PROBLEM DESCRIPTION |
Do not copy the pictures; transcribe all other material exactly.

==*==

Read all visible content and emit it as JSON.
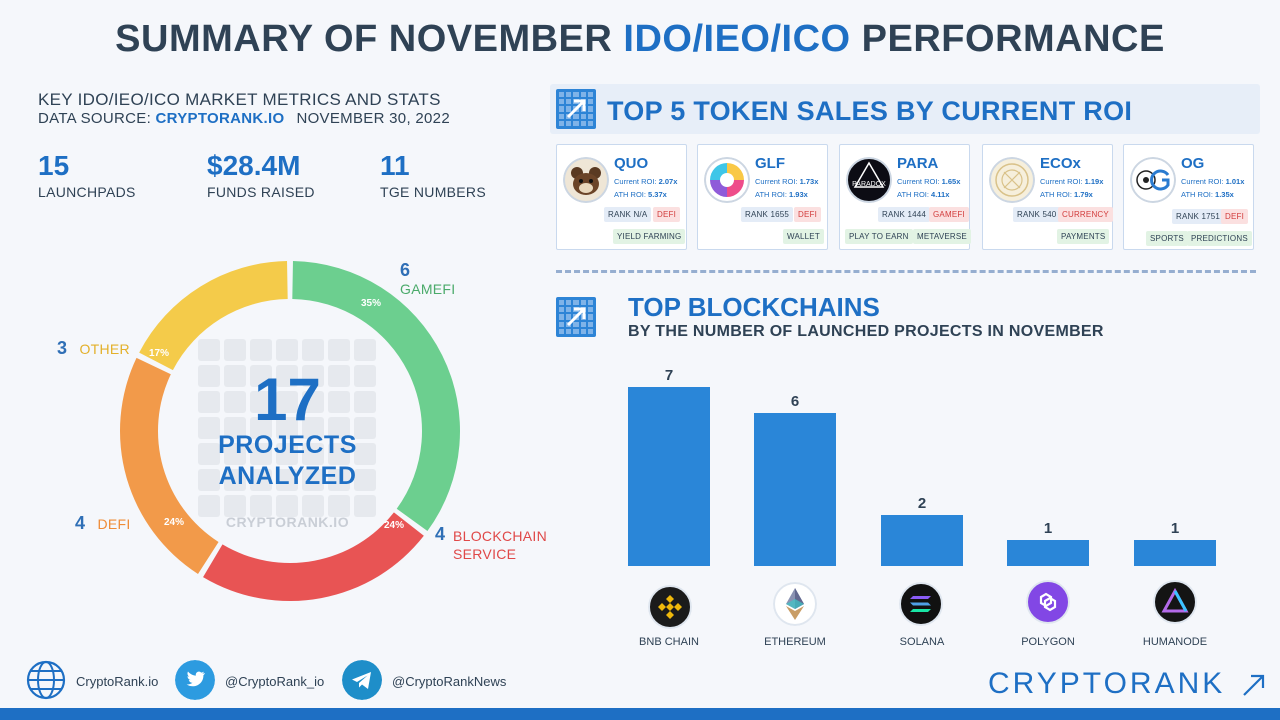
{
  "header": {
    "title_part1": "SUMMARY OF NOVEMBER ",
    "title_accent": "IDO/IEO/ICO",
    "title_part2": " PERFORMANCE"
  },
  "subheader": {
    "line1": "KEY IDO/IEO/ICO MARKET METRICS AND STATS",
    "source_prefix": "DATA SOURCE: ",
    "source": "CRYPTORANK.IO",
    "date": "NOVEMBER 30, 2022"
  },
  "metrics": [
    {
      "value": "15",
      "label": "LAUNCHPADS"
    },
    {
      "value": "$28.4M",
      "label": "FUNDS RAISED"
    },
    {
      "value": "11",
      "label": "TGE NUMBERS"
    }
  ],
  "donut": {
    "center_value": "17",
    "center_label_line1": "PROJECTS",
    "center_label_line2": "ANALYZED",
    "watermark": "CRYPTORANK.IO",
    "segments": [
      {
        "count": "6",
        "name": "GAMEFI",
        "pct": "35%",
        "color": "#6ccf8f"
      },
      {
        "count": "4",
        "name_line1": "BLOCKCHAIN",
        "name_line2": "SERVICE",
        "pct": "24%",
        "color": "#e85454"
      },
      {
        "count": "4",
        "name": "DEFI",
        "pct": "24%",
        "color": "#f29a4a"
      },
      {
        "count": "3",
        "name": "OTHER",
        "pct": "17%",
        "color": "#f4cb4a"
      }
    ]
  },
  "token_sales": {
    "title": "TOP 5 TOKEN SALES BY CURRENT ROI",
    "cards": [
      {
        "name": "QUO",
        "current_roi_label": "Current ROI: ",
        "current_roi": "2.07x",
        "ath_roi_label": "ATH ROI: ",
        "ath_roi": "5.37x",
        "rank": "RANK N/A",
        "tag1": "DEFI",
        "tag2": "YIELD FARMING"
      },
      {
        "name": "GLF",
        "current_roi_label": "Current ROI: ",
        "current_roi": "1.73x",
        "ath_roi_label": "ATH ROI: ",
        "ath_roi": "1.93x",
        "rank": "RANK 1655",
        "tag1": "DEFI",
        "tag2": "WALLET"
      },
      {
        "name": "PARA",
        "current_roi_label": "Current ROI: ",
        "current_roi": "1.65x",
        "ath_roi_label": "ATH ROI: ",
        "ath_roi": "4.11x",
        "rank": "RANK 1444",
        "tag1": "GAMEFI",
        "tag2": "PLAY TO EARN",
        "tag3": "METAVERSE",
        "logo_text": "PARADOX"
      },
      {
        "name": "ECOx",
        "current_roi_label": "Current ROI: ",
        "current_roi": "1.19x",
        "ath_roi_label": "ATH ROI: ",
        "ath_roi": "1.79x",
        "rank": "RANK 540",
        "tag1": "CURRENCY",
        "tag2": "PAYMENTS"
      },
      {
        "name": "OG",
        "current_roi_label": "Current ROI: ",
        "current_roi": "1.01x",
        "ath_roi_label": "ATH ROI: ",
        "ath_roi": "1.35x",
        "rank": "RANK 1751",
        "tag1": "DEFI",
        "tag2": "SPORTS",
        "tag3": "PREDICTIONS"
      }
    ]
  },
  "blockchains": {
    "title": "TOP BLOCKCHAINS",
    "subtitle": "BY THE NUMBER OF LAUNCHED PROJECTS IN NOVEMBER"
  },
  "chart_data": [
    {
      "type": "pie",
      "categories": [
        "GAMEFI",
        "BLOCKCHAIN SERVICE",
        "DEFI",
        "OTHER"
      ],
      "values": [
        6,
        4,
        4,
        3
      ],
      "percentages": [
        35,
        24,
        24,
        17
      ],
      "colors": [
        "#6ccf8f",
        "#e85454",
        "#f29a4a",
        "#f4cb4a"
      ]
    },
    {
      "type": "bar",
      "title": "TOP BLOCKCHAINS",
      "categories": [
        "BNB CHAIN",
        "ETHEREUM",
        "SOLANA",
        "POLYGON",
        "HUMANODE"
      ],
      "values": [
        7,
        6,
        2,
        1,
        1
      ],
      "ylim": [
        0,
        7
      ],
      "grid": false
    }
  ],
  "footer": {
    "website": "CryptoRank.io",
    "twitter": "@CryptoRank_io",
    "telegram": "@CryptoRankNews",
    "brand": "CRYPTORANK"
  }
}
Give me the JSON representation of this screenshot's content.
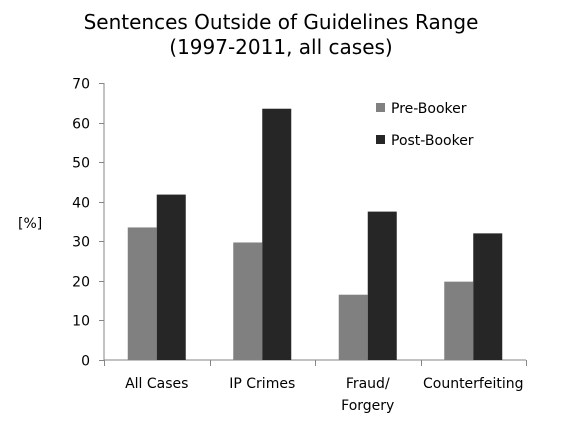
{
  "chart_data": {
    "type": "bar",
    "title_lines": [
      "Sentences Outside of Guidelines Range",
      "(1997-2011, all cases)"
    ],
    "ylabel": "[%]",
    "xlabel": "",
    "ylim": [
      0,
      70
    ],
    "yticks": [
      0,
      10,
      20,
      30,
      40,
      50,
      60,
      70
    ],
    "grid": false,
    "legend_position": "top-right",
    "categories": [
      [
        "All Cases"
      ],
      [
        "IP Crimes"
      ],
      [
        "Fraud/",
        "Forgery"
      ],
      [
        "Counterfeiting"
      ]
    ],
    "series": [
      {
        "name": "Pre-Booker",
        "color": "#808080",
        "values": [
          33.5,
          29.7,
          16.5,
          19.8
        ]
      },
      {
        "name": "Post-Booker",
        "color": "#262626",
        "values": [
          41.8,
          63.5,
          37.5,
          32.0
        ]
      }
    ]
  }
}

==*==

SOLUTION FOR THIS PROBLEM |
Read all visible content and emit it as JSON.
{
  "header": {
    "title_part1": "SUMMARY OF NOVEMBER ",
    "title_accent": "IDO/IEO/ICO",
    "title_part2": " PERFORMANCE"
  },
  "subheader": {
    "line1": "KEY IDO/IEO/ICO MARKET METRICS AND STATS",
    "source_prefix": "DATA SOURCE: ",
    "source": "CRYPTORANK.IO",
    "date": "NOVEMBER 30, 2022"
  },
  "metrics": [
    {
      "value": "15",
      "label": "LAUNCHPADS"
    },
    {
      "value": "$28.4M",
      "label": "FUNDS RAISED"
    },
    {
      "value": "11",
      "label": "TGE NUMBERS"
    }
  ],
  "donut": {
    "center_value": "17",
    "center_label_line1": "PROJECTS",
    "center_label_line2": "ANALYZED",
    "watermark": "CRYPTORANK.IO",
    "segments": [
      {
        "count": "6",
        "name": "GAMEFI",
        "pct": "35%",
        "color": "#6ccf8f"
      },
      {
        "count": "4",
        "name_line1": "BLOCKCHAIN",
        "name_line2": "SERVICE",
        "pct": "24%",
        "color": "#e85454"
      },
      {
        "count": "4",
        "name": "DEFI",
        "pct": "24%",
        "color": "#f29a4a"
      },
      {
        "count": "3",
        "name": "OTHER",
        "pct": "17%",
        "color": "#f4cb4a"
      }
    ]
  },
  "token_sales": {
    "title": "TOP 5 TOKEN SALES BY CURRENT ROI",
    "cards": [
      {
        "name": "QUO",
        "current_roi_label": "Current ROI: ",
        "current_roi": "2.07x",
        "ath_roi_label": "ATH ROI: ",
        "ath_roi": "5.37x",
        "rank": "RANK N/A",
        "tag1": "DEFI",
        "tag2": "YIELD FARMING"
      },
      {
        "name": "GLF",
        "current_roi_label": "Current ROI: ",
        "current_roi": "1.73x",
        "ath_roi_label": "ATH ROI: ",
        "ath_roi": "1.93x",
        "rank": "RANK 1655",
        "tag1": "DEFI",
        "tag2": "WALLET"
      },
      {
        "name": "PARA",
        "current_roi_label": "Current ROI: ",
        "current_roi": "1.65x",
        "ath_roi_label": "ATH ROI: ",
        "ath_roi": "4.11x",
        "rank": "RANK 1444",
        "tag1": "GAMEFI",
        "tag2": "PLAY TO EARN",
        "tag3": "METAVERSE",
        "logo_text": "PARADOX"
      },
      {
        "name": "ECOx",
        "current_roi_label": "Current ROI: ",
        "current_roi": "1.19x",
        "ath_roi_label": "ATH ROI: ",
        "ath_roi": "1.79x",
        "rank": "RANK 540",
        "tag1": "CURRENCY",
        "tag2": "PAYMENTS"
      },
      {
        "name": "OG",
        "current_roi_label": "Current ROI: ",
        "current_roi": "1.01x",
        "ath_roi_label": "ATH ROI: ",
        "ath_roi": "1.35x",
        "rank": "RANK 1751",
        "tag1": "DEFI",
        "tag2": "SPORTS",
        "tag3": "PREDICTIONS"
      }
    ]
  },
  "blockchains": {
    "title": "TOP BLOCKCHAINS",
    "subtitle": "BY THE NUMBER OF LAUNCHED PROJECTS IN NOVEMBER"
  },
  "chart_data": [
    {
      "type": "pie",
      "categories": [
        "GAMEFI",
        "BLOCKCHAIN SERVICE",
        "DEFI",
        "OTHER"
      ],
      "values": [
        6,
        4,
        4,
        3
      ],
      "percentages": [
        35,
        24,
        24,
        17
      ],
      "colors": [
        "#6ccf8f",
        "#e85454",
        "#f29a4a",
        "#f4cb4a"
      ]
    },
    {
      "type": "bar",
      "title": "TOP BLOCKCHAINS",
      "categories": [
        "BNB CHAIN",
        "ETHEREUM",
        "SOLANA",
        "POLYGON",
        "HUMANODE"
      ],
      "values": [
        7,
        6,
        2,
        1,
        1
      ],
      "ylim": [
        0,
        7
      ],
      "grid": false
    }
  ],
  "footer": {
    "website": "CryptoRank.io",
    "twitter": "@CryptoRank_io",
    "telegram": "@CryptoRankNews",
    "brand": "CRYPTORANK"
  }
}
Give me the JSON representation of this screenshot's content.
{
  "chart_data": {
    "type": "bar",
    "title_lines": [
      "Sentences Outside of Guidelines Range",
      "(1997-2011, all cases)"
    ],
    "ylabel": "[%]",
    "xlabel": "",
    "ylim": [
      0,
      70
    ],
    "yticks": [
      0,
      10,
      20,
      30,
      40,
      50,
      60,
      70
    ],
    "grid": false,
    "legend_position": "top-right",
    "categories": [
      [
        "All Cases"
      ],
      [
        "IP Crimes"
      ],
      [
        "Fraud/",
        "Forgery"
      ],
      [
        "Counterfeiting"
      ]
    ],
    "series": [
      {
        "name": "Pre-Booker",
        "color": "#808080",
        "values": [
          33.5,
          29.7,
          16.5,
          19.8
        ]
      },
      {
        "name": "Post-Booker",
        "color": "#262626",
        "values": [
          41.8,
          63.5,
          37.5,
          32.0
        ]
      }
    ]
  }
}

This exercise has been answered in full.